--- Start of INPUT ROWS ---

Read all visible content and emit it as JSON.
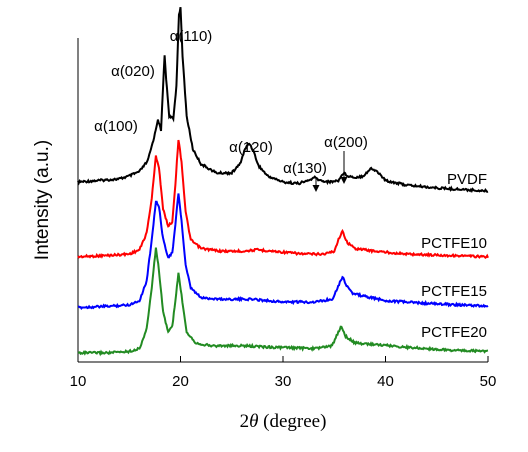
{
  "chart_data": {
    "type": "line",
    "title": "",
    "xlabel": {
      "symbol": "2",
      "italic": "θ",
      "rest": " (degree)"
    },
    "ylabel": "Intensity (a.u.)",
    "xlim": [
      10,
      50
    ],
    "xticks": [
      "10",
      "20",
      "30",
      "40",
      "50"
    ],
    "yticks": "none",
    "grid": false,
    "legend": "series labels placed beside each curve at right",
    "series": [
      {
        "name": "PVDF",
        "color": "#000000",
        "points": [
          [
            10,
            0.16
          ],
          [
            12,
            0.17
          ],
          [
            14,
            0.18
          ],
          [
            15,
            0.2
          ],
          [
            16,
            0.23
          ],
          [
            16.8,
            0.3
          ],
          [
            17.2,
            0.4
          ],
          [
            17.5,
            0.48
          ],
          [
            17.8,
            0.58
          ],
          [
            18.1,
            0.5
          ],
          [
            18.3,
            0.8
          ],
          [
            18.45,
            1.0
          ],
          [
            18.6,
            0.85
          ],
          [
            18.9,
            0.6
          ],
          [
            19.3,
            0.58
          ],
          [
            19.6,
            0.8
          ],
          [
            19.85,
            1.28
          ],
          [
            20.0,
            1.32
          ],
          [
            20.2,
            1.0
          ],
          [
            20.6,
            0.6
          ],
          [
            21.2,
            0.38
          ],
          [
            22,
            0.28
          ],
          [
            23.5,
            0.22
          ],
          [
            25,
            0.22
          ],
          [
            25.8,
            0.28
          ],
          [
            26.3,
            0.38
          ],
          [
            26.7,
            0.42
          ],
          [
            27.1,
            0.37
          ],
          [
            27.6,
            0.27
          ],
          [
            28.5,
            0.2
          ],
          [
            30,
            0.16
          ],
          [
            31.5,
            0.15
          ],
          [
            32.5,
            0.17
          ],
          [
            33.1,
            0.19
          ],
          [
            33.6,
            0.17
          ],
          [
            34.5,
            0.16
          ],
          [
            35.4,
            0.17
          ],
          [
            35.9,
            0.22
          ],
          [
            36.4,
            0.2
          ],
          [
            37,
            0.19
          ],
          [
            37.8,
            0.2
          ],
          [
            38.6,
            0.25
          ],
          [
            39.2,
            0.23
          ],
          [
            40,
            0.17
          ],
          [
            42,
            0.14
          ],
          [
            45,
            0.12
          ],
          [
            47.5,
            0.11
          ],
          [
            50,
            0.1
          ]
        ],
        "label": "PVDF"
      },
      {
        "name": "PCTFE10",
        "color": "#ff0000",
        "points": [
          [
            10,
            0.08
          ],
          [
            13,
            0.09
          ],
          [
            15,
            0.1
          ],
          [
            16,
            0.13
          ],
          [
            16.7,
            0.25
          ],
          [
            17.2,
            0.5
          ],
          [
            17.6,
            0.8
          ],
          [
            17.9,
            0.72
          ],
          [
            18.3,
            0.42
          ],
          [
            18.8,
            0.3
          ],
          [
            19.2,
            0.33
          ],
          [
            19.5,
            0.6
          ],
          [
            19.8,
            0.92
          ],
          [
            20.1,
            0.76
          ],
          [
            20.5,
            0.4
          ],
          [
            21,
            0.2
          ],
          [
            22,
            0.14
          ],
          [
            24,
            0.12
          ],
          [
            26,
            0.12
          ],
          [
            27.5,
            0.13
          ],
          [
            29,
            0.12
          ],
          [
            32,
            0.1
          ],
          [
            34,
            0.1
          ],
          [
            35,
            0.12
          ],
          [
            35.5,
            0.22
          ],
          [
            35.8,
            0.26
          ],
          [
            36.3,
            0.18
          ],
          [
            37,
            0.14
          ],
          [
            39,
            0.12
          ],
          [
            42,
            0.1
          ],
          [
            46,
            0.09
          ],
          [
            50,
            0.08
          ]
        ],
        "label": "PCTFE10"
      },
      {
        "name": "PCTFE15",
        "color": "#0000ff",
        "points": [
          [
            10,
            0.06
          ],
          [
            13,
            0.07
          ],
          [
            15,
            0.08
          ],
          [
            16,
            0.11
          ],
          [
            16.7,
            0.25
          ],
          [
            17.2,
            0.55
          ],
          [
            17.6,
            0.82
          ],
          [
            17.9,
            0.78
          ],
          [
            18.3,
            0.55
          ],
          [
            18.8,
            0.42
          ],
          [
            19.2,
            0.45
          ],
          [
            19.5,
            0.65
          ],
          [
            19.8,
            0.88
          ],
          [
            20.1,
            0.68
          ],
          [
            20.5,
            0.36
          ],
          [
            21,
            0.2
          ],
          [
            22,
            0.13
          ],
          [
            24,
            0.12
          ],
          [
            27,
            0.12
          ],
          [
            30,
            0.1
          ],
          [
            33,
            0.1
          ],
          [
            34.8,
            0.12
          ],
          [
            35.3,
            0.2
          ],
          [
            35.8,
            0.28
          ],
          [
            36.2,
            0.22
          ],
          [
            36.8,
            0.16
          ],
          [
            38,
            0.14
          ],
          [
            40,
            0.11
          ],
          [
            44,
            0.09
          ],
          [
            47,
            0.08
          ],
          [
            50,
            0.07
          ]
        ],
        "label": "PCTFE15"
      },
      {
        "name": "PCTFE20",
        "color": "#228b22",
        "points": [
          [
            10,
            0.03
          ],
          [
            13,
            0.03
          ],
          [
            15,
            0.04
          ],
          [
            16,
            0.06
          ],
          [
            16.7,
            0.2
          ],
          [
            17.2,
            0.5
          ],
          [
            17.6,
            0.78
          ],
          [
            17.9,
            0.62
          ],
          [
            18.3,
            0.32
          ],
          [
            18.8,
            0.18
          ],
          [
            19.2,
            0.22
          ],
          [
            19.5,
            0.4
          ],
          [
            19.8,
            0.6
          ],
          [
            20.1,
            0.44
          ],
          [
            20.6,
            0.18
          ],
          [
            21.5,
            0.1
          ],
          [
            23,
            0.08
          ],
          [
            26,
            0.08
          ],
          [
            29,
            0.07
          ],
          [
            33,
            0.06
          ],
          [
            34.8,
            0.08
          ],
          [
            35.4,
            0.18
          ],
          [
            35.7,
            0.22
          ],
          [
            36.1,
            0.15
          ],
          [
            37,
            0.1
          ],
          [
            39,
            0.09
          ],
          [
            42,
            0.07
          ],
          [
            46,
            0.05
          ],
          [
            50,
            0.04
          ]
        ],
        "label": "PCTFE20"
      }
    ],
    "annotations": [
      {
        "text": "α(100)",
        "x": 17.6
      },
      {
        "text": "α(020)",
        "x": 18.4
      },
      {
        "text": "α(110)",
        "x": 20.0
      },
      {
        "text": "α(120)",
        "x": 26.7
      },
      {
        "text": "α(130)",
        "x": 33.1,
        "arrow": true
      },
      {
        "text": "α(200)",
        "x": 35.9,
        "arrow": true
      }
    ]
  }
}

--- End of INPUT ROWS ---

#### PROBLEM REQUIREMENTS:
Give the entries again without a single change, but with no pictures.

#### CORRECT RESULT:
Read all visible content and emit it as JSON.
{
  "chart_data": {
    "type": "line",
    "title": "",
    "xlabel": {
      "symbol": "2",
      "italic": "θ",
      "rest": " (degree)"
    },
    "ylabel": "Intensity (a.u.)",
    "xlim": [
      10,
      50
    ],
    "xticks": [
      "10",
      "20",
      "30",
      "40",
      "50"
    ],
    "yticks": "none",
    "grid": false,
    "legend": "series labels placed beside each curve at right",
    "series": [
      {
        "name": "PVDF",
        "color": "#000000",
        "points": [
          [
            10,
            0.16
          ],
          [
            12,
            0.17
          ],
          [
            14,
            0.18
          ],
          [
            15,
            0.2
          ],
          [
            16,
            0.23
          ],
          [
            16.8,
            0.3
          ],
          [
            17.2,
            0.4
          ],
          [
            17.5,
            0.48
          ],
          [
            17.8,
            0.58
          ],
          [
            18.1,
            0.5
          ],
          [
            18.3,
            0.8
          ],
          [
            18.45,
            1.0
          ],
          [
            18.6,
            0.85
          ],
          [
            18.9,
            0.6
          ],
          [
            19.3,
            0.58
          ],
          [
            19.6,
            0.8
          ],
          [
            19.85,
            1.28
          ],
          [
            20.0,
            1.32
          ],
          [
            20.2,
            1.0
          ],
          [
            20.6,
            0.6
          ],
          [
            21.2,
            0.38
          ],
          [
            22,
            0.28
          ],
          [
            23.5,
            0.22
          ],
          [
            25,
            0.22
          ],
          [
            25.8,
            0.28
          ],
          [
            26.3,
            0.38
          ],
          [
            26.7,
            0.42
          ],
          [
            27.1,
            0.37
          ],
          [
            27.6,
            0.27
          ],
          [
            28.5,
            0.2
          ],
          [
            30,
            0.16
          ],
          [
            31.5,
            0.15
          ],
          [
            32.5,
            0.17
          ],
          [
            33.1,
            0.19
          ],
          [
            33.6,
            0.17
          ],
          [
            34.5,
            0.16
          ],
          [
            35.4,
            0.17
          ],
          [
            35.9,
            0.22
          ],
          [
            36.4,
            0.2
          ],
          [
            37,
            0.19
          ],
          [
            37.8,
            0.2
          ],
          [
            38.6,
            0.25
          ],
          [
            39.2,
            0.23
          ],
          [
            40,
            0.17
          ],
          [
            42,
            0.14
          ],
          [
            45,
            0.12
          ],
          [
            47.5,
            0.11
          ],
          [
            50,
            0.1
          ]
        ],
        "label": "PVDF"
      },
      {
        "name": "PCTFE10",
        "color": "#ff0000",
        "points": [
          [
            10,
            0.08
          ],
          [
            13,
            0.09
          ],
          [
            15,
            0.1
          ],
          [
            16,
            0.13
          ],
          [
            16.7,
            0.25
          ],
          [
            17.2,
            0.5
          ],
          [
            17.6,
            0.8
          ],
          [
            17.9,
            0.72
          ],
          [
            18.3,
            0.42
          ],
          [
            18.8,
            0.3
          ],
          [
            19.2,
            0.33
          ],
          [
            19.5,
            0.6
          ],
          [
            19.8,
            0.92
          ],
          [
            20.1,
            0.76
          ],
          [
            20.5,
            0.4
          ],
          [
            21,
            0.2
          ],
          [
            22,
            0.14
          ],
          [
            24,
            0.12
          ],
          [
            26,
            0.12
          ],
          [
            27.5,
            0.13
          ],
          [
            29,
            0.12
          ],
          [
            32,
            0.1
          ],
          [
            34,
            0.1
          ],
          [
            35,
            0.12
          ],
          [
            35.5,
            0.22
          ],
          [
            35.8,
            0.26
          ],
          [
            36.3,
            0.18
          ],
          [
            37,
            0.14
          ],
          [
            39,
            0.12
          ],
          [
            42,
            0.1
          ],
          [
            46,
            0.09
          ],
          [
            50,
            0.08
          ]
        ],
        "label": "PCTFE10"
      },
      {
        "name": "PCTFE15",
        "color": "#0000ff",
        "points": [
          [
            10,
            0.06
          ],
          [
            13,
            0.07
          ],
          [
            15,
            0.08
          ],
          [
            16,
            0.11
          ],
          [
            16.7,
            0.25
          ],
          [
            17.2,
            0.55
          ],
          [
            17.6,
            0.82
          ],
          [
            17.9,
            0.78
          ],
          [
            18.3,
            0.55
          ],
          [
            18.8,
            0.42
          ],
          [
            19.2,
            0.45
          ],
          [
            19.5,
            0.65
          ],
          [
            19.8,
            0.88
          ],
          [
            20.1,
            0.68
          ],
          [
            20.5,
            0.36
          ],
          [
            21,
            0.2
          ],
          [
            22,
            0.13
          ],
          [
            24,
            0.12
          ],
          [
            27,
            0.12
          ],
          [
            30,
            0.1
          ],
          [
            33,
            0.1
          ],
          [
            34.8,
            0.12
          ],
          [
            35.3,
            0.2
          ],
          [
            35.8,
            0.28
          ],
          [
            36.2,
            0.22
          ],
          [
            36.8,
            0.16
          ],
          [
            38,
            0.14
          ],
          [
            40,
            0.11
          ],
          [
            44,
            0.09
          ],
          [
            47,
            0.08
          ],
          [
            50,
            0.07
          ]
        ],
        "label": "PCTFE15"
      },
      {
        "name": "PCTFE20",
        "color": "#228b22",
        "points": [
          [
            10,
            0.03
          ],
          [
            13,
            0.03
          ],
          [
            15,
            0.04
          ],
          [
            16,
            0.06
          ],
          [
            16.7,
            0.2
          ],
          [
            17.2,
            0.5
          ],
          [
            17.6,
            0.78
          ],
          [
            17.9,
            0.62
          ],
          [
            18.3,
            0.32
          ],
          [
            18.8,
            0.18
          ],
          [
            19.2,
            0.22
          ],
          [
            19.5,
            0.4
          ],
          [
            19.8,
            0.6
          ],
          [
            20.1,
            0.44
          ],
          [
            20.6,
            0.18
          ],
          [
            21.5,
            0.1
          ],
          [
            23,
            0.08
          ],
          [
            26,
            0.08
          ],
          [
            29,
            0.07
          ],
          [
            33,
            0.06
          ],
          [
            34.8,
            0.08
          ],
          [
            35.4,
            0.18
          ],
          [
            35.7,
            0.22
          ],
          [
            36.1,
            0.15
          ],
          [
            37,
            0.1
          ],
          [
            39,
            0.09
          ],
          [
            42,
            0.07
          ],
          [
            46,
            0.05
          ],
          [
            50,
            0.04
          ]
        ],
        "label": "PCTFE20"
      }
    ],
    "annotations": [
      {
        "text": "α(100)",
        "x": 17.6
      },
      {
        "text": "α(020)",
        "x": 18.4
      },
      {
        "text": "α(110)",
        "x": 20.0
      },
      {
        "text": "α(120)",
        "x": 26.7
      },
      {
        "text": "α(130)",
        "x": 33.1,
        "arrow": true
      },
      {
        "text": "α(200)",
        "x": 35.9,
        "arrow": true
      }
    ]
  }
}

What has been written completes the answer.